What you have to do:
Identify and pull out each line of the entries in which "один" occurs.
Start of Information shown
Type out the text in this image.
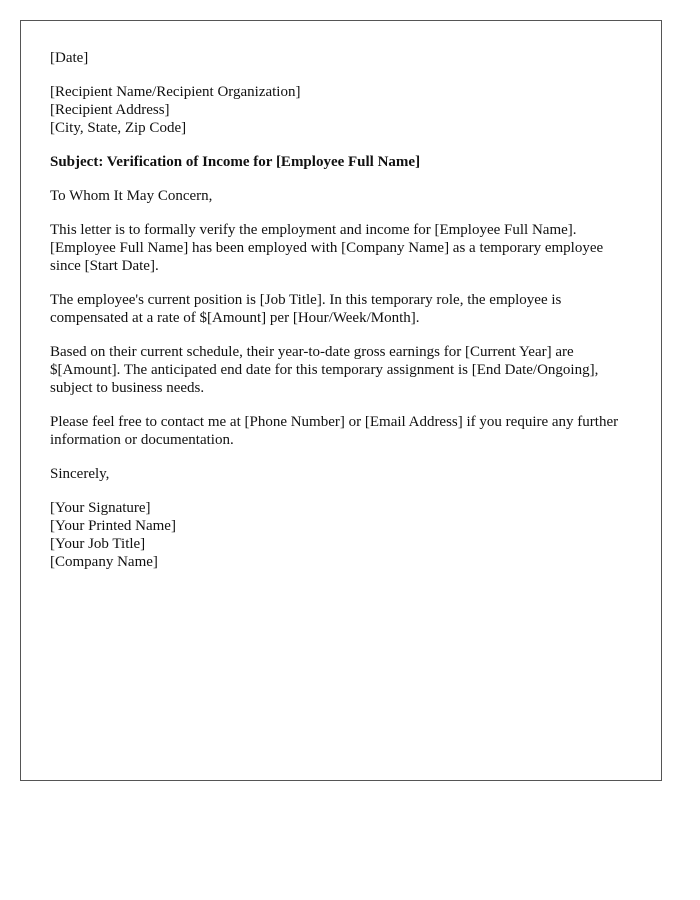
[Date]
[Recipient Name/Recipient Organization]
[Recipient Address]
[City, State, Zip Code]

Subject: Verification of Income for [Employee Full Name]

To Whom It May Concern,

This letter is to formally verify the employment and income for [Employee Full Name]. [Employee Full Name] has been employed with [Company Name] as a temporary employee since [Start Date].

The employee's current position is [Job Title]. In this temporary role, the employee is compensated at a rate of $[Amount] per [Hour/Week/Month].

Based on their current schedule, their year-to-date gross earnings for [Current Year] are $[Amount]. The anticipated end date for this temporary assignment is [End Date/Ongoing], subject to business needs.

Please feel free to contact me at [Phone Number] or [Email Address] if you require any further information or documentation.

Sincerely,

[Your Signature]
[Your Printed Name]
[Your Job Title]
[Company Name]
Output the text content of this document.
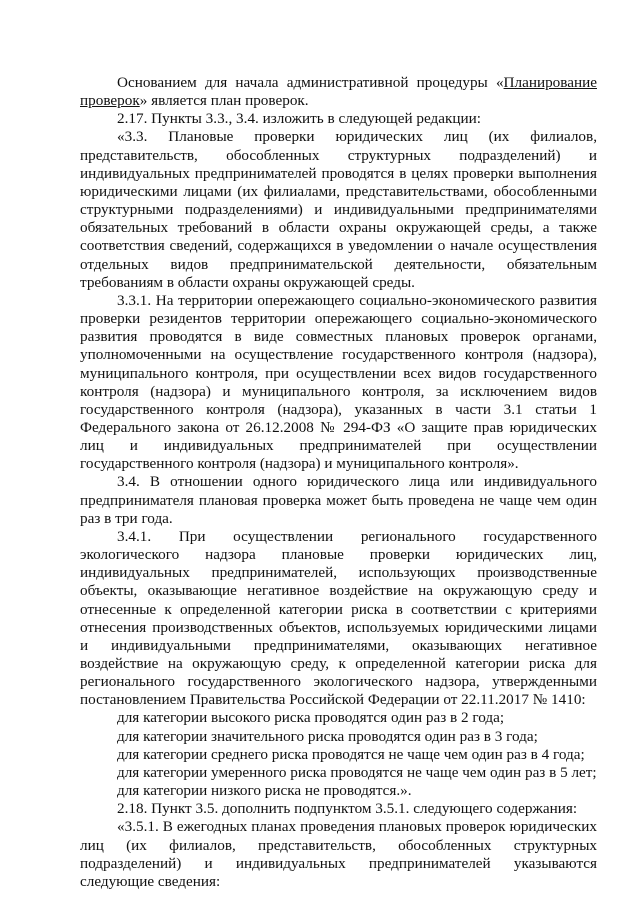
Основанием для начала административной процедуры «Планирование проверок» является план проверок.

2.17. Пункты 3.3., 3.4. изложить в следующей редакции:

«3.3. Плановые проверки юридических лиц (их филиалов, представительств, обособленных структурных подразделений) и индивидуальных предпринимателей проводятся в целях проверки выполнения юридическими лицами (их филиалами, представительствами, обособленными структурными подразделениями) и индивидуальными предпринимателями обязательных требований в области охраны окружающей среды, а также соответствия сведений, содержащихся в уведомлении о начале осуществления отдельных видов предпринимательской деятельности, обязательным требованиям в области охраны окружающей среды.

3.3.1. На территории опережающего социально-экономического развития проверки резидентов территории опережающего социально-экономического развития проводятся в виде совместных плановых проверок органами, уполномоченными на осуществление государственного контроля (надзора), муниципального контроля, при осуществлении всех видов государственного контроля (надзора) и муниципального контроля, за исключением видов государственного контроля (надзора), указанных в части 3.1 статьи 1 Федерального закона от 26.12.2008 № 294-ФЗ «О защите прав юридических лиц и индивидуальных предпринимателей при осуществлении государственного контроля (надзора) и муниципального контроля».

3.4. В отношении одного юридического лица или индивидуального предпринимателя плановая проверка может быть проведена не чаще чем один раз в три года.

3.4.1. При осуществлении регионального государственного экологического надзора плановые проверки юридических лиц, индивидуальных предпринимателей, использующих производственные объекты, оказывающие негативное воздействие на окружающую среду и отнесенные к определенной категории риска в соответствии с критериями отнесения производственных объектов, используемых юридическими лицами и индивидуальными предпринимателями, оказывающих негативное воздействие на окружающую среду, к определенной категории риска для регионального государственного экологического надзора, утвержденными постановлением Правительства Российской Федерации от 22.11.2017 № 1410:

для категории высокого риска проводятся один раз в 2 года;

для категории значительного риска проводятся один раз в 3 года;

для категории среднего риска проводятся не чаще чем один раз в 4 года;

для категории умеренного риска проводятся не чаще чем один раз в 5 лет;

для категории низкого риска не проводятся.».

2.18. Пункт 3.5. дополнить подпунктом 3.5.1. следующего содержания:

«3.5.1. В ежегодных планах проведения плановых проверок юридических лиц (их филиалов, представительств, обособленных структурных подразделений) и индивидуальных предпринимателей указываются следующие сведения:
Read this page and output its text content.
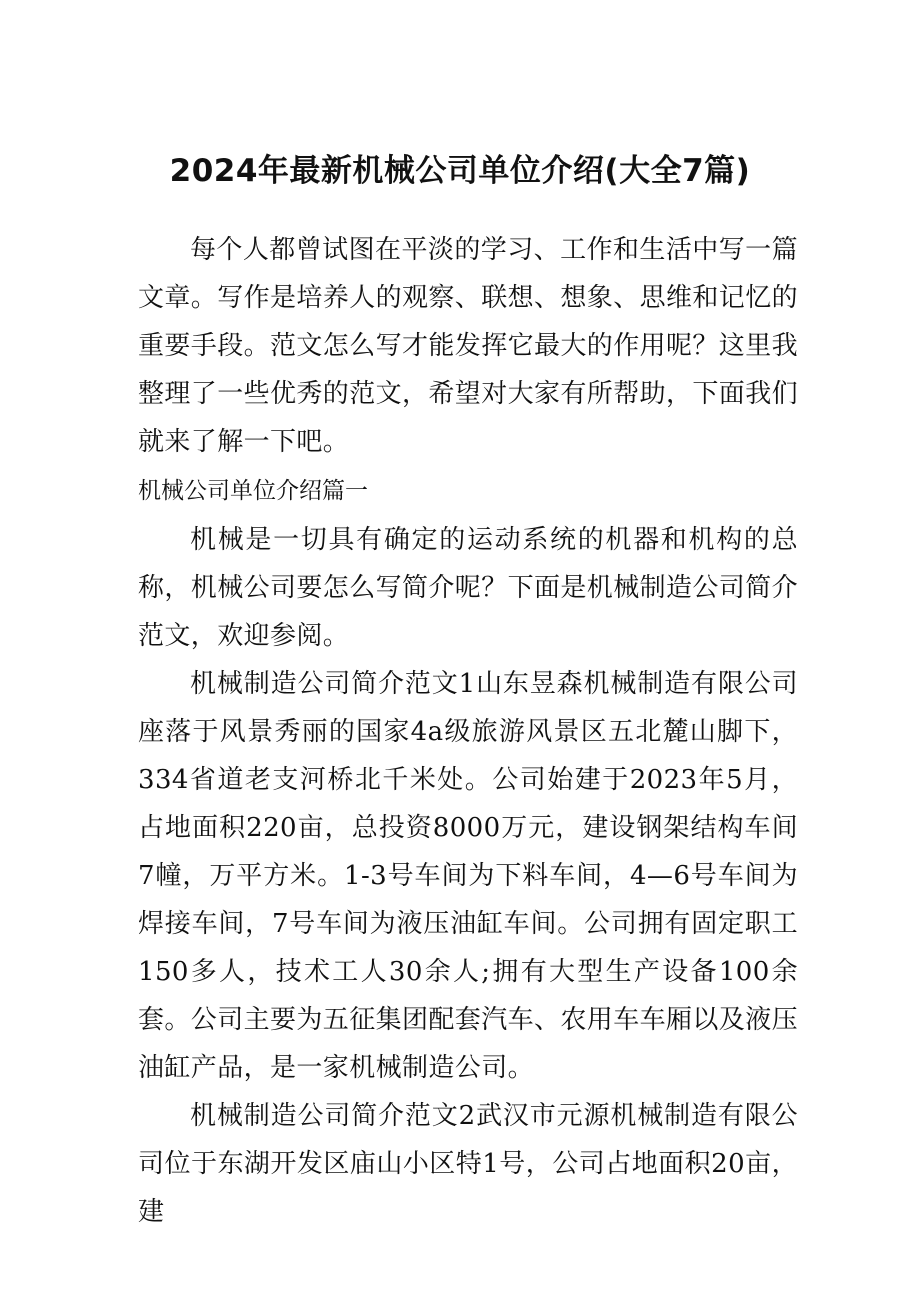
2024年最新机械公司单位介绍(大全7篇)

每个人都曾试图在平淡的学习、工作和生活中写一篇文章。写作是培养人的观察、联想、想象、思维和记忆的重要手段。范文怎么写才能发挥它最大的作用呢？这里我整理了一些优秀的范文，希望对大家有所帮助，下面我们就来了解一下吧。

机械公司单位介绍篇一

机械是一切具有确定的运动系统的机器和机构的总称，机械公司要怎么写简介呢？下面是机械制造公司简介范文，欢迎参阅。

机械制造公司简介范文1山东昱森机械制造有限公司座落于风景秀丽的国家4a级旅游风景区五北麓山脚下，334省道老支河桥北千米处。公司始建于2023年5月，占地面积220亩，总投资8000万元，建设钢架结构车间7幢，万平方米。1-3号车间为下料车间，4—6号车间为焊接车间，7号车间为液压油缸车间。公司拥有固定职工150多人，技术工人30余人;拥有大型生产设备100余套。公司主要为五征集团配套汽车、农用车车厢以及液压油缸产品，是一家机械制造公司。

机械制造公司简介范文2武汉市元源机械制造有限公司位于东湖开发区庙山小区特1号，公司占地面积20亩，建
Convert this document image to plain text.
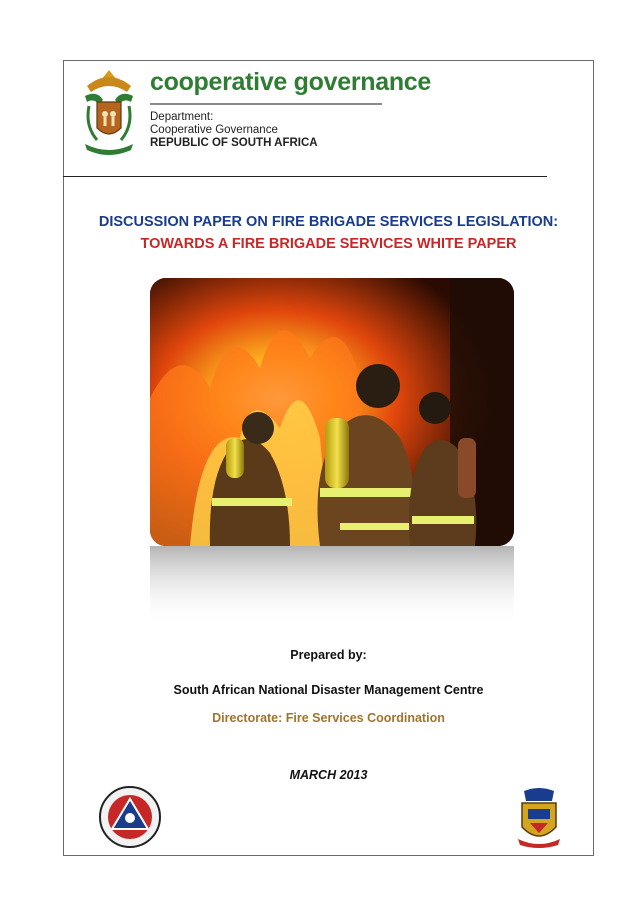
cooperative governance

Department:

Cooperative Governance

REPUBLIC OF SOUTH AFRICA

DISCUSSION PAPER ON FIRE BRIGADE SERVICES LEGISLATION:
TOWARDS A FIRE BRIGADE SERVICES WHITE PAPER

Prepared by:

South African National Disaster Management Centre

Directorate: Fire Services Coordination

MARCH 2013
End of Information shown
Response to this task:
3.4. В отношении одного юридического лица или индивидуального предпринимателя плановая проверка может быть проведена не чаще чем один раз в три года.
для категории высокого риска проводятся один раз в 2 года;
для категории значительного риска проводятся один раз в 3 года;
для категории среднего риска проводятся не чаще чем один раз в 4 года;
для категории умеренного риска проводятся не чаще чем один раз в 5 лет;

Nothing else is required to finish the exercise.